» DATA LISTING

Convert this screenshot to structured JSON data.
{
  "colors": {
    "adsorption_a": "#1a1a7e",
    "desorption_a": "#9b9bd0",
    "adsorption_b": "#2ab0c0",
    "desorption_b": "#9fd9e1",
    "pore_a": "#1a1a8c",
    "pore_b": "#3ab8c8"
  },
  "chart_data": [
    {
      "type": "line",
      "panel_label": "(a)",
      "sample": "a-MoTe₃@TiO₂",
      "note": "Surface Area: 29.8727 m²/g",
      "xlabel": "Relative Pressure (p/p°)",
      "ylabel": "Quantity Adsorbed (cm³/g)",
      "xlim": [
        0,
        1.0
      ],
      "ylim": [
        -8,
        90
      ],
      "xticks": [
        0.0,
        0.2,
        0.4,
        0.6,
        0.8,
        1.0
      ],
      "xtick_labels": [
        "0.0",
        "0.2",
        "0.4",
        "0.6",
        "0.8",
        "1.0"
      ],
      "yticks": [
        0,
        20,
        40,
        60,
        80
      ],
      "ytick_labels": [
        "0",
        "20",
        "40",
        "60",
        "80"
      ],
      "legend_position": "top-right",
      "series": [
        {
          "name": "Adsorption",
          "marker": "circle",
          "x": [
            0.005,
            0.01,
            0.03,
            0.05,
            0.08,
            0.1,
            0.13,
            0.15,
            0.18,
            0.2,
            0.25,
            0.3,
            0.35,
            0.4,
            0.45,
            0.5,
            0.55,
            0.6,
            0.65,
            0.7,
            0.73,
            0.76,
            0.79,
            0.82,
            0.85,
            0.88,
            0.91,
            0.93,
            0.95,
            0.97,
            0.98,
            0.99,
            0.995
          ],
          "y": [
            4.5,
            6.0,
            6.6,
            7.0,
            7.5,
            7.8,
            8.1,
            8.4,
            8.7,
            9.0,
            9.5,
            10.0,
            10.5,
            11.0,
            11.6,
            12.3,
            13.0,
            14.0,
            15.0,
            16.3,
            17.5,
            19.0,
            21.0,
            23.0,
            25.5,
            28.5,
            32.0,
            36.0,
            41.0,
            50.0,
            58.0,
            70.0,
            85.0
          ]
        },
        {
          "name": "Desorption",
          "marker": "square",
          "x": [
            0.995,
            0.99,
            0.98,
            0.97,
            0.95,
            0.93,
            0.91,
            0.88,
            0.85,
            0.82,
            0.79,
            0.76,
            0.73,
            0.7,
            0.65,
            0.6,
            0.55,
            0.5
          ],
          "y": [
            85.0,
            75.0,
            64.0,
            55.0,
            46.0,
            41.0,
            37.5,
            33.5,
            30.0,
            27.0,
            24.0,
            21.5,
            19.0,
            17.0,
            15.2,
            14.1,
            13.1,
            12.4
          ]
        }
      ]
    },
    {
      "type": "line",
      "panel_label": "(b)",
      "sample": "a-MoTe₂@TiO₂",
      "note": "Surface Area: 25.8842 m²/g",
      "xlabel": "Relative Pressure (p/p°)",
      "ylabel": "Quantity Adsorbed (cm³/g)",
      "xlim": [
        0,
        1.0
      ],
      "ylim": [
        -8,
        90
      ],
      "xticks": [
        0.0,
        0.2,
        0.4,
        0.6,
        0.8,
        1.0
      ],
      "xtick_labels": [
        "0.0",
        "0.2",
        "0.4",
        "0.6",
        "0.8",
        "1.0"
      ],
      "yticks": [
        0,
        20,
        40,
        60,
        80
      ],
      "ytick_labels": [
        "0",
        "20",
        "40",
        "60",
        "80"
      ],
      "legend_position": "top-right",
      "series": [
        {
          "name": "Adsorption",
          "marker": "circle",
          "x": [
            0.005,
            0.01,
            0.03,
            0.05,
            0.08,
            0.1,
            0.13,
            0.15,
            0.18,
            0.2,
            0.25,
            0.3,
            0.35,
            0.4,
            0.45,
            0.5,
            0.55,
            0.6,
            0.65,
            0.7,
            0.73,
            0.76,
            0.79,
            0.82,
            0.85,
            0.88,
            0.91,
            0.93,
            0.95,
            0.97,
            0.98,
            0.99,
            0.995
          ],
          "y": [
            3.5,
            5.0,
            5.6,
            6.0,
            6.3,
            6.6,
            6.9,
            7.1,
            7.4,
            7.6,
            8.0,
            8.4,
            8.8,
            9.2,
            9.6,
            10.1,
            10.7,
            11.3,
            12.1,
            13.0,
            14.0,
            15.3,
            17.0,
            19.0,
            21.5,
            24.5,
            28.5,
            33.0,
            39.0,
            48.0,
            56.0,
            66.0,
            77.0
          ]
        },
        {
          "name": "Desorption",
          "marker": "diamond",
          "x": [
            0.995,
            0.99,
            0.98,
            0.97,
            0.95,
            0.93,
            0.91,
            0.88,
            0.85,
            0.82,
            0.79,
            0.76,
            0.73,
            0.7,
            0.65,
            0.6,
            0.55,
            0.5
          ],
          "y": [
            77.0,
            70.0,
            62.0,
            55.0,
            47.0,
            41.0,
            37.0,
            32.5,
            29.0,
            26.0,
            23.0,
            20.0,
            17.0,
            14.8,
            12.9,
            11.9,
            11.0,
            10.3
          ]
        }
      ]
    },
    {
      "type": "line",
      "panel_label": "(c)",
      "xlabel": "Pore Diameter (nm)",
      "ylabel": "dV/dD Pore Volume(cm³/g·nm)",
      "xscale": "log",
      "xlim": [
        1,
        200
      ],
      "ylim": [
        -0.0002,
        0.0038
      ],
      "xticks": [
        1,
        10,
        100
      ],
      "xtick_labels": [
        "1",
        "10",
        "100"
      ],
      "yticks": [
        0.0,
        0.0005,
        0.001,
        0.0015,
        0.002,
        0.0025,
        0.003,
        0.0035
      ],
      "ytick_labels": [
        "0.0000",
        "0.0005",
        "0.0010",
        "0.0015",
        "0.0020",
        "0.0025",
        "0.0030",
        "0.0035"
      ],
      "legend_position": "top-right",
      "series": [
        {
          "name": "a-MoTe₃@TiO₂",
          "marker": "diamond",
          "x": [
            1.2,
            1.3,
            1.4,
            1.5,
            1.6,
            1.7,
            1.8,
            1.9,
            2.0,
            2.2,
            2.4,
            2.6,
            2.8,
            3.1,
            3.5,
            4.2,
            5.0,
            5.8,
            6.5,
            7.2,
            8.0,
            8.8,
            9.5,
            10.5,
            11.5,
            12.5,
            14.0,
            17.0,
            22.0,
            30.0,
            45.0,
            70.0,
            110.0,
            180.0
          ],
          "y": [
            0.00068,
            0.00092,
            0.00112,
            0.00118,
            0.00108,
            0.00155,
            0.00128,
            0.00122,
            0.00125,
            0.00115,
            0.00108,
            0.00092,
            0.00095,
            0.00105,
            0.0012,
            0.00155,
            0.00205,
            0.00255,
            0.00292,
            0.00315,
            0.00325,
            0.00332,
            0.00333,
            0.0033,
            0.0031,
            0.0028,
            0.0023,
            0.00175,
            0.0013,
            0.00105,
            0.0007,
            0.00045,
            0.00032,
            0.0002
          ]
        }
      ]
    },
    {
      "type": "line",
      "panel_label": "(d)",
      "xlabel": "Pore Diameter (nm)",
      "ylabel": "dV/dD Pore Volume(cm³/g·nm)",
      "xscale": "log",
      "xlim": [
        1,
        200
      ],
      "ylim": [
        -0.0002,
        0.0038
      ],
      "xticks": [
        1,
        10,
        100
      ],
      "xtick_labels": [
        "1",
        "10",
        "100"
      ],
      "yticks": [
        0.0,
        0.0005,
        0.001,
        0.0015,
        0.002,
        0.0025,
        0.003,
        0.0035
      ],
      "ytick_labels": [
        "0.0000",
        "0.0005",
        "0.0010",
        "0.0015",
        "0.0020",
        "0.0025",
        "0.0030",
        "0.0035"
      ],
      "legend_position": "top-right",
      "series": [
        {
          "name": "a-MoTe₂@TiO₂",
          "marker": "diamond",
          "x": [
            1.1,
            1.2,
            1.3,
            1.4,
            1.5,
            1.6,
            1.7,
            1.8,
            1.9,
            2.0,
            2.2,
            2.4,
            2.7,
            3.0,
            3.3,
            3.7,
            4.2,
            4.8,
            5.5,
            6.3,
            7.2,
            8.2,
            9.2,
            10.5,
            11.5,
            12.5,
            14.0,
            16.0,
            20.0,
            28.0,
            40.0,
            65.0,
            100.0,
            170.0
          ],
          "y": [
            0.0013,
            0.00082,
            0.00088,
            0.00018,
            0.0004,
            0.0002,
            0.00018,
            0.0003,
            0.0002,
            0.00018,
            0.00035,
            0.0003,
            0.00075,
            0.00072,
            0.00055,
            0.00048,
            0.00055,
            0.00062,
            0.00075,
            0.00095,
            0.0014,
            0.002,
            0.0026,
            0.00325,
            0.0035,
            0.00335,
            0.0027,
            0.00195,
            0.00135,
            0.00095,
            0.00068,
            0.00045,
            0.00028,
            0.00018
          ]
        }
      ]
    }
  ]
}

» REQUIRED WORK
Show all lines in the entries above where the string "MoTe₂" appears.

» PROBLEM SOLUTION
      "sample": "a-MoTe₂@TiO₂",
          "name": "a-MoTe₂@TiO₂",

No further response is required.